>>>

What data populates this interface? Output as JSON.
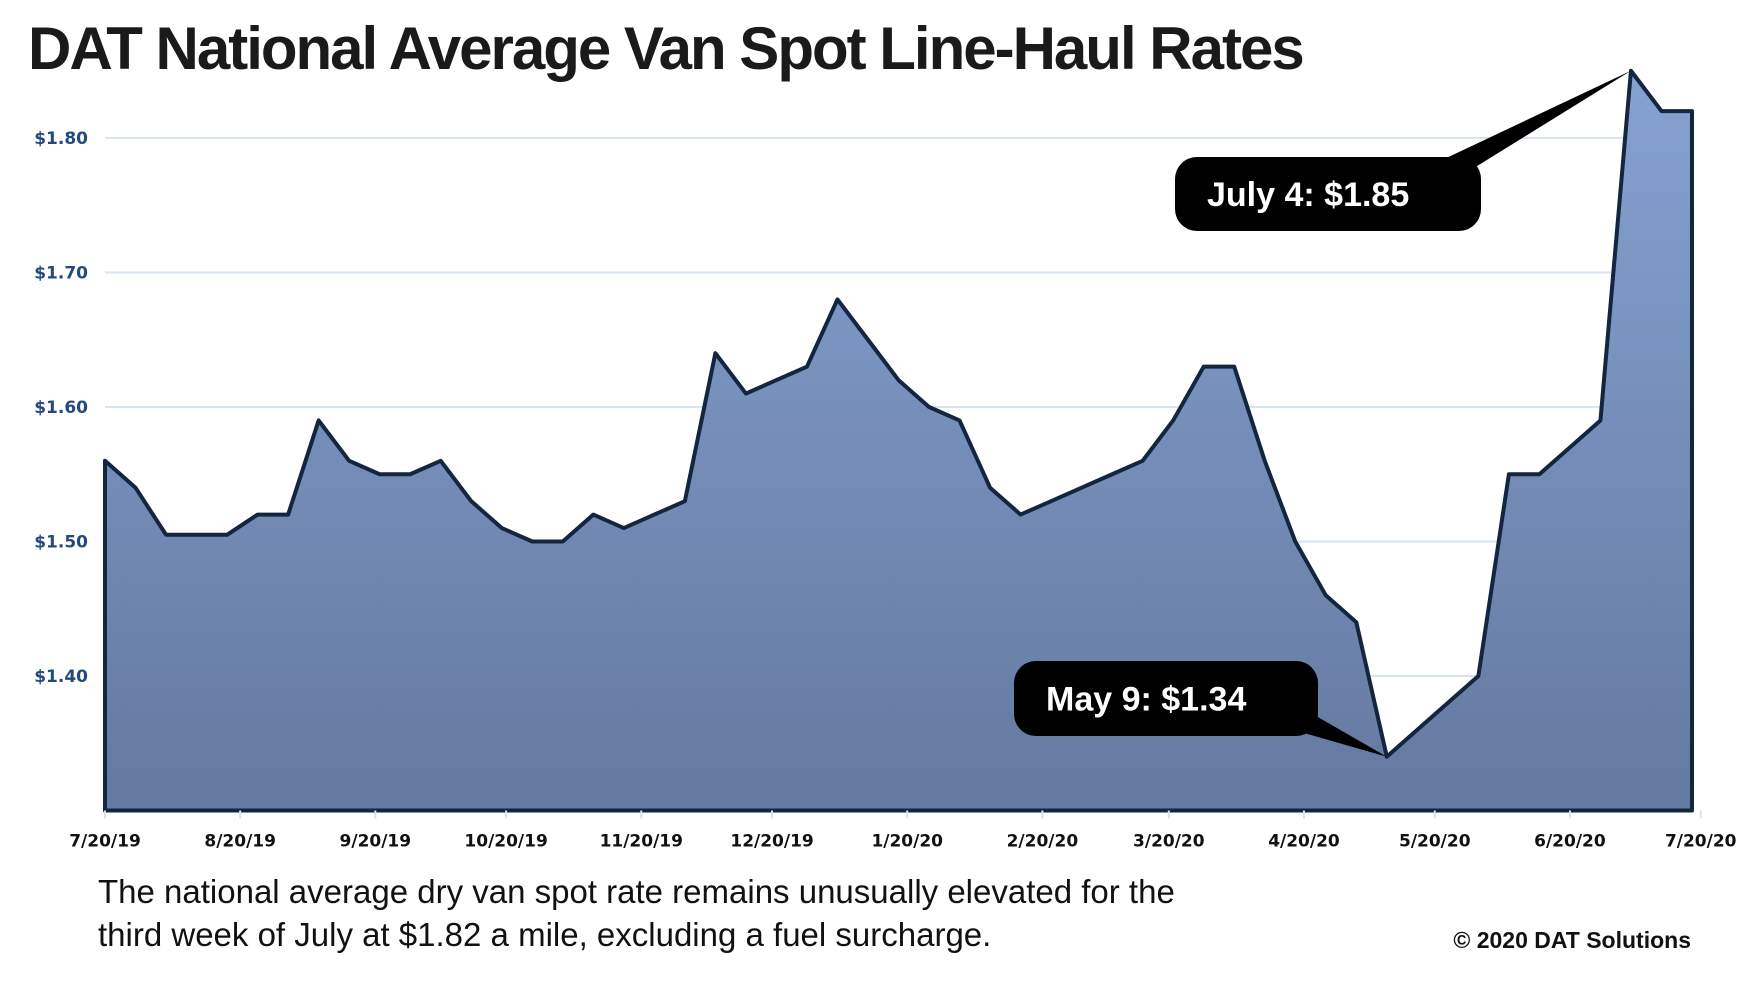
{
  "chart_data": {
    "type": "area",
    "title": "DAT National Average Van Spot Line-Haul Rates",
    "x_start": "2019-07-20",
    "x_interval": "weekly",
    "values": [
      1.56,
      1.54,
      1.505,
      1.505,
      1.505,
      1.52,
      1.52,
      1.59,
      1.56,
      1.55,
      1.55,
      1.56,
      1.53,
      1.51,
      1.5,
      1.5,
      1.52,
      1.51,
      1.52,
      1.53,
      1.64,
      1.61,
      1.62,
      1.63,
      1.68,
      1.65,
      1.62,
      1.6,
      1.59,
      1.54,
      1.52,
      1.53,
      1.54,
      1.55,
      1.56,
      1.59,
      1.63,
      1.63,
      1.56,
      1.5,
      1.46,
      1.44,
      1.34,
      1.36,
      1.38,
      1.4,
      1.55,
      1.55,
      1.57,
      1.59,
      1.85,
      1.82,
      1.82
    ],
    "ylim": [
      1.3,
      1.85
    ],
    "y_ticks": [
      1.4,
      1.5,
      1.6,
      1.7,
      1.8
    ],
    "y_tick_labels": [
      "$1.40",
      "$1.50",
      "$1.60",
      "$1.70",
      "$1.80"
    ],
    "x_ticks": [
      "2019-07-20",
      "2019-08-20",
      "2019-09-20",
      "2019-10-20",
      "2019-11-20",
      "2019-12-20",
      "2020-01-20",
      "2020-02-20",
      "2020-03-20",
      "2020-04-20",
      "2020-05-20",
      "2020-06-20",
      "2020-07-20"
    ],
    "x_tick_labels": [
      "7/20/19",
      "8/20/19",
      "9/20/19",
      "10/20/19",
      "11/20/19",
      "12/20/19",
      "1/20/20",
      "2/20/20",
      "3/20/20",
      "4/20/20",
      "5/20/20",
      "6/20/20",
      "7/20/20"
    ],
    "grid": "horizontal",
    "annotations": [
      {
        "text": "July 4: $1.85",
        "date": "2020-07-04",
        "value": 1.85
      },
      {
        "text": "May 9: $1.34",
        "date": "2020-05-09",
        "value": 1.34
      }
    ],
    "colors": {
      "fill_top": "#86a2d2",
      "fill_bottom": "#64799f",
      "line": "#13253f",
      "grid": "#d6e3f1",
      "y_label": "#23497e"
    }
  },
  "caption": {
    "line1": "The national average dry van spot rate remains unusually elevated for the",
    "line2": "third week of July at $1.82 a mile, excluding a fuel surcharge."
  },
  "copyright": "© 2020 DAT Solutions"
}
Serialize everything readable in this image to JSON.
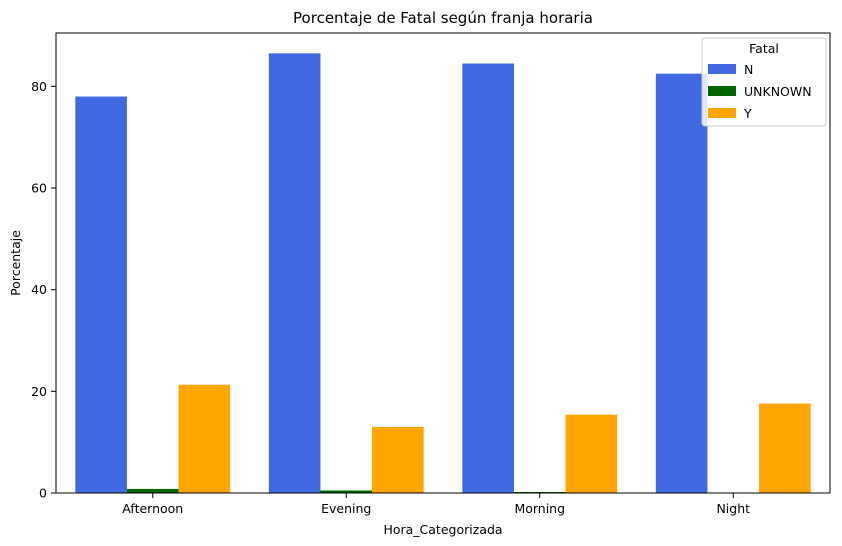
{
  "chart_data": {
    "type": "bar",
    "title": "Porcentaje de Fatal según franja horaria",
    "xlabel": "Hora_Categorizada",
    "ylabel": "Porcentaje",
    "categories": [
      "Afternoon",
      "Evening",
      "Morning",
      "Night"
    ],
    "ylim": [
      0,
      90.5
    ],
    "yticks": [
      0,
      20,
      40,
      60,
      80
    ],
    "grid": false,
    "legend": {
      "title": "Fatal",
      "placement": "top-right"
    },
    "series": [
      {
        "name": "N",
        "color": "#4169e1",
        "values": [
          78.0,
          86.5,
          84.5,
          82.5
        ]
      },
      {
        "name": "UNKNOWN",
        "color": "#006400",
        "values": [
          0.8,
          0.5,
          0.2,
          0.0
        ]
      },
      {
        "name": "Y",
        "color": "#ffa500",
        "values": [
          21.3,
          13.0,
          15.4,
          17.6
        ]
      }
    ]
  }
}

<<<

• [WHAT NEEDS TO BE DONE]:
Output exactly the lines from the one containing "Serialize everything readable" through the last line of the records above, both included, and leave out the pictures.

• [WRITTEN SOLUTION]:
Serialize everything readable in this image to JSON.
{
  "chart_data": {
    "type": "bar",
    "title": "Porcentaje de Fatal según franja horaria",
    "xlabel": "Hora_Categorizada",
    "ylabel": "Porcentaje",
    "categories": [
      "Afternoon",
      "Evening",
      "Morning",
      "Night"
    ],
    "ylim": [
      0,
      90.5
    ],
    "yticks": [
      0,
      20,
      40,
      60,
      80
    ],
    "grid": false,
    "legend": {
      "title": "Fatal",
      "placement": "top-right"
    },
    "series": [
      {
        "name": "N",
        "color": "#4169e1",
        "values": [
          78.0,
          86.5,
          84.5,
          82.5
        ]
      },
      {
        "name": "UNKNOWN",
        "color": "#006400",
        "values": [
          0.8,
          0.5,
          0.2,
          0.0
        ]
      },
      {
        "name": "Y",
        "color": "#ffa500",
        "values": [
          21.3,
          13.0,
          15.4,
          17.6
        ]
      }
    ]
  }
}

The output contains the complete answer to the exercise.